=== Given entries ===
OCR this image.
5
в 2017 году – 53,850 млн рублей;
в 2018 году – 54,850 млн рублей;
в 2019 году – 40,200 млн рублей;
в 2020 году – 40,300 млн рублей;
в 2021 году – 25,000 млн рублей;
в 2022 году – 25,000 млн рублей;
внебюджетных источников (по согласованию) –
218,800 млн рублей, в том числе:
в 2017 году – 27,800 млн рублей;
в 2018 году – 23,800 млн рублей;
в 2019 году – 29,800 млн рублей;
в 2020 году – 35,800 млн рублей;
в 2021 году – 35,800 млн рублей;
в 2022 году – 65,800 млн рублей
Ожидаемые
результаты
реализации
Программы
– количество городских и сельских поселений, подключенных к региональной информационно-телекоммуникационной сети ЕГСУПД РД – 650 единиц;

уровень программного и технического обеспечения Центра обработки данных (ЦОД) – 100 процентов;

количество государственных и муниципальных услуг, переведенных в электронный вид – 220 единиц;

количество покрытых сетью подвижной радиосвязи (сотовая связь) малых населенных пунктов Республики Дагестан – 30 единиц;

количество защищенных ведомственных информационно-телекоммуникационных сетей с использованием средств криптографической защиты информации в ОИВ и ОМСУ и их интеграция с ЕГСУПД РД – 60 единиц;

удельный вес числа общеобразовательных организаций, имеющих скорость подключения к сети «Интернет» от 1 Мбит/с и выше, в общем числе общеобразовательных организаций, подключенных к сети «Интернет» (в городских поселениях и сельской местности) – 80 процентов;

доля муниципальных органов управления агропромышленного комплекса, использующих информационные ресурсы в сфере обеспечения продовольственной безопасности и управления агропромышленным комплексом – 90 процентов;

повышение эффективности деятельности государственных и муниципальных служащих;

=== Short task ===
List each line holding the string "государственных".

=== Reply to the exercise ===
количество государственных и муниципальных услуг, переведенных в электронный вид – 220 единиц;
повышение эффективности деятельности государственных и муниципальных служащих;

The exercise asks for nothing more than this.